Retype the material below. Keep every word exactly as it is.

» EXERCISE MATERIALS:
****
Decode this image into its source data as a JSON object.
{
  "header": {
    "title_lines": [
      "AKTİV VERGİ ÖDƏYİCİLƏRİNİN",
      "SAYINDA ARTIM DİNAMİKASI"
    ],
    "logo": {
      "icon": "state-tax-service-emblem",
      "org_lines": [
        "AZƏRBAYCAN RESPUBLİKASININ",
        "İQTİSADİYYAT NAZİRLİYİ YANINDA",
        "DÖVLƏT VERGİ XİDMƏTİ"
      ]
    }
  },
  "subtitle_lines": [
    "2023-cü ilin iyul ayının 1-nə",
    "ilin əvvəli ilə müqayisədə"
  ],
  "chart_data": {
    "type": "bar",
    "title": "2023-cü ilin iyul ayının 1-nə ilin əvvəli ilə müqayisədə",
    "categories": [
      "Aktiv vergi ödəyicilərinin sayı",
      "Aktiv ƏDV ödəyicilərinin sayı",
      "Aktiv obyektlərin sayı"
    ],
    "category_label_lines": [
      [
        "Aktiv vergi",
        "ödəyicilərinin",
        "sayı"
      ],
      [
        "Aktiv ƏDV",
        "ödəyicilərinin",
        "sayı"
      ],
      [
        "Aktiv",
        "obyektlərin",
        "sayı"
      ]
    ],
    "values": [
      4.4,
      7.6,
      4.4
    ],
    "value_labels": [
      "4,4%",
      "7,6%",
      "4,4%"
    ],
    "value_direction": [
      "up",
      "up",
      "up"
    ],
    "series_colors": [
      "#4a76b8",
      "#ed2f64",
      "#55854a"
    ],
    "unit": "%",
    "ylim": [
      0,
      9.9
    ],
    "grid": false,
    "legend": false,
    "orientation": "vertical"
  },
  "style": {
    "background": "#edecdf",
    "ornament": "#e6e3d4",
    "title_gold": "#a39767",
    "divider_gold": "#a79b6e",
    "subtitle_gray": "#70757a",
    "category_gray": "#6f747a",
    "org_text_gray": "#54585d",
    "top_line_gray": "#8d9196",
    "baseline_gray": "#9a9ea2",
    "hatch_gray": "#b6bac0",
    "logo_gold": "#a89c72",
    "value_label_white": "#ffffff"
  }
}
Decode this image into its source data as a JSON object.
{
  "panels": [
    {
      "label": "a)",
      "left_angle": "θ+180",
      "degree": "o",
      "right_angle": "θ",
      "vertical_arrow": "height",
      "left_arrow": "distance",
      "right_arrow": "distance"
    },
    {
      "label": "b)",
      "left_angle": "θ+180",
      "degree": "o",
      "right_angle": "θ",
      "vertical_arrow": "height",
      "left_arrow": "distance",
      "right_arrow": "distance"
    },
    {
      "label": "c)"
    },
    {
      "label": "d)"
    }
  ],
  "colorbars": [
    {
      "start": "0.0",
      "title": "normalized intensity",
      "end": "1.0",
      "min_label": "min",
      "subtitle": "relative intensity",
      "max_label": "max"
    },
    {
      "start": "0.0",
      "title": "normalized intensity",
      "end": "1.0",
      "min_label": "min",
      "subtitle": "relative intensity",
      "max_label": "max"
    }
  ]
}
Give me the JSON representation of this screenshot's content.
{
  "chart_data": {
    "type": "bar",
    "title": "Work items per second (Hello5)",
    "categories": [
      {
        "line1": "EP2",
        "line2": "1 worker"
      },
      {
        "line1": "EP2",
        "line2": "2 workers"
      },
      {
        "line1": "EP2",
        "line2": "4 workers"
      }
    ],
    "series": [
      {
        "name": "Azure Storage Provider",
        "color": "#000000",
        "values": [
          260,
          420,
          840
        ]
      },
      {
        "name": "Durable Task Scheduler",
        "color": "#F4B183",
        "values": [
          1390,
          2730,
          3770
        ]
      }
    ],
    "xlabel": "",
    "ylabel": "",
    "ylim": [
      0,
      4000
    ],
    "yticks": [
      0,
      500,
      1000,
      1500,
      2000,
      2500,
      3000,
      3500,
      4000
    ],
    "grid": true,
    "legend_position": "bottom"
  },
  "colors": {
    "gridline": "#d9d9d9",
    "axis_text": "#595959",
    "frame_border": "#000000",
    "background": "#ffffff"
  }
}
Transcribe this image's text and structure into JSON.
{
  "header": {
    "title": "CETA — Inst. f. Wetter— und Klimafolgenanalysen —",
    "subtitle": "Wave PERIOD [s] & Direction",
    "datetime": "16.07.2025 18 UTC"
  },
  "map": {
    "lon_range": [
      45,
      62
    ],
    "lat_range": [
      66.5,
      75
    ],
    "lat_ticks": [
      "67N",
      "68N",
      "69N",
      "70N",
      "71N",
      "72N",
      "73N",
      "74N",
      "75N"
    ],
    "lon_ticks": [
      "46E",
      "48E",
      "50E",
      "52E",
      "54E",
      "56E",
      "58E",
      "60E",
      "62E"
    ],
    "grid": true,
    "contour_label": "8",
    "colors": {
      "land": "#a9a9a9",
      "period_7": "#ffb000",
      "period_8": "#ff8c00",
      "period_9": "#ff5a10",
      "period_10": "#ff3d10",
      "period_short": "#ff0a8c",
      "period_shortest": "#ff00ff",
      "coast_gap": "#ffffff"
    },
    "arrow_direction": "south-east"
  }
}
****
» WORKED SOLUTION:
Decode this image into its source data as a JSON object.
{
  "header": {
    "title_lines": [
      "AKTİV VERGİ ÖDƏYİCİLƏRİNİN",
      "SAYINDA ARTIM DİNAMİKASI"
    ],
    "logo": {
      "icon": "state-tax-service-emblem",
      "org_lines": [
        "AZƏRBAYCAN RESPUBLİKASININ",
        "İQTİSADİYYAT NAZİRLİYİ YANINDA",
        "DÖVLƏT VERGİ XİDMƏTİ"
      ]
    }
  },
  "subtitle_lines": [
    "2023-cü ilin iyul ayının 1-nə",
    "ilin əvvəli ilə müqayisədə"
  ],
  "chart_data": {
    "type": "bar",
    "title": "2023-cü ilin iyul ayının 1-nə ilin əvvəli ilə müqayisədə",
    "categories": [
      "Aktiv vergi ödəyicilərinin sayı",
      "Aktiv ƏDV ödəyicilərinin sayı",
      "Aktiv obyektlərin sayı"
    ],
    "category_label_lines": [
      [
        "Aktiv vergi",
        "ödəyicilərinin",
        "sayı"
      ],
      [
        "Aktiv ƏDV",
        "ödəyicilərinin",
        "sayı"
      ],
      [
        "Aktiv",
        "obyektlərin",
        "sayı"
      ]
    ],
    "values": [
      4.4,
      7.6,
      4.4
    ],
    "value_labels": [
      "4,4%",
      "7,6%",
      "4,4%"
    ],
    "value_direction": [
      "up",
      "up",
      "up"
    ],
    "series_colors": [
      "#4a76b8",
      "#ed2f64",
      "#55854a"
    ],
    "unit": "%",
    "ylim": [
      0,
      9.9
    ],
    "grid": false,
    "legend": false,
    "orientation": "vertical"
  },
  "style": {
    "background": "#edecdf",
    "ornament": "#e6e3d4",
    "title_gold": "#a39767",
    "divider_gold": "#a79b6e",
    "subtitle_gray": "#70757a",
    "category_gray": "#6f747a",
    "org_text_gray": "#54585d",
    "top_line_gray": "#8d9196",
    "baseline_gray": "#9a9ea2",
    "hatch_gray": "#b6bac0",
    "logo_gold": "#a89c72",
    "value_label_white": "#ffffff"
  }
}
Decode this image into its source data as a JSON object.
{
  "panels": [
    {
      "label": "a)",
      "left_angle": "θ+180",
      "degree": "o",
      "right_angle": "θ",
      "vertical_arrow": "height",
      "left_arrow": "distance",
      "right_arrow": "distance"
    },
    {
      "label": "b)",
      "left_angle": "θ+180",
      "degree": "o",
      "right_angle": "θ",
      "vertical_arrow": "height",
      "left_arrow": "distance",
      "right_arrow": "distance"
    },
    {
      "label": "c)"
    },
    {
      "label": "d)"
    }
  ],
  "colorbars": [
    {
      "start": "0.0",
      "title": "normalized intensity",
      "end": "1.0",
      "min_label": "min",
      "subtitle": "relative intensity",
      "max_label": "max"
    },
    {
      "start": "0.0",
      "title": "normalized intensity",
      "end": "1.0",
      "min_label": "min",
      "subtitle": "relative intensity",
      "max_label": "max"
    }
  ]
}
Give me the JSON representation of this screenshot's content.
{
  "chart_data": {
    "type": "bar",
    "title": "Work items per second (Hello5)",
    "categories": [
      {
        "line1": "EP2",
        "line2": "1 worker"
      },
      {
        "line1": "EP2",
        "line2": "2 workers"
      },
      {
        "line1": "EP2",
        "line2": "4 workers"
      }
    ],
    "series": [
      {
        "name": "Azure Storage Provider",
        "color": "#000000",
        "values": [
          260,
          420,
          840
        ]
      },
      {
        "name": "Durable Task Scheduler",
        "color": "#F4B183",
        "values": [
          1390,
          2730,
          3770
        ]
      }
    ],
    "xlabel": "",
    "ylabel": "",
    "ylim": [
      0,
      4000
    ],
    "yticks": [
      0,
      500,
      1000,
      1500,
      2000,
      2500,
      3000,
      3500,
      4000
    ],
    "grid": true,
    "legend_position": "bottom"
  },
  "colors": {
    "gridline": "#d9d9d9",
    "axis_text": "#595959",
    "frame_border": "#000000",
    "background": "#ffffff"
  }
}
Transcribe this image's text and structure into JSON.
{
  "header": {
    "title": "CETA — Inst. f. Wetter— und Klimafolgenanalysen —",
    "subtitle": "Wave PERIOD [s] & Direction",
    "datetime": "16.07.2025 18 UTC"
  },
  "map": {
    "lon_range": [
      45,
      62
    ],
    "lat_range": [
      66.5,
      75
    ],
    "lat_ticks": [
      "67N",
      "68N",
      "69N",
      "70N",
      "71N",
      "72N",
      "73N",
      "74N",
      "75N"
    ],
    "lon_ticks": [
      "46E",
      "48E",
      "50E",
      "52E",
      "54E",
      "56E",
      "58E",
      "60E",
      "62E"
    ],
    "grid": true,
    "contour_label": "8",
    "colors": {
      "land": "#a9a9a9",
      "period_7": "#ffb000",
      "period_8": "#ff8c00",
      "period_9": "#ff5a10",
      "period_10": "#ff3d10",
      "period_short": "#ff0a8c",
      "period_shortest": "#ff00ff",
      "coast_gap": "#ffffff"
    },
    "arrow_direction": "south-east"
  }
}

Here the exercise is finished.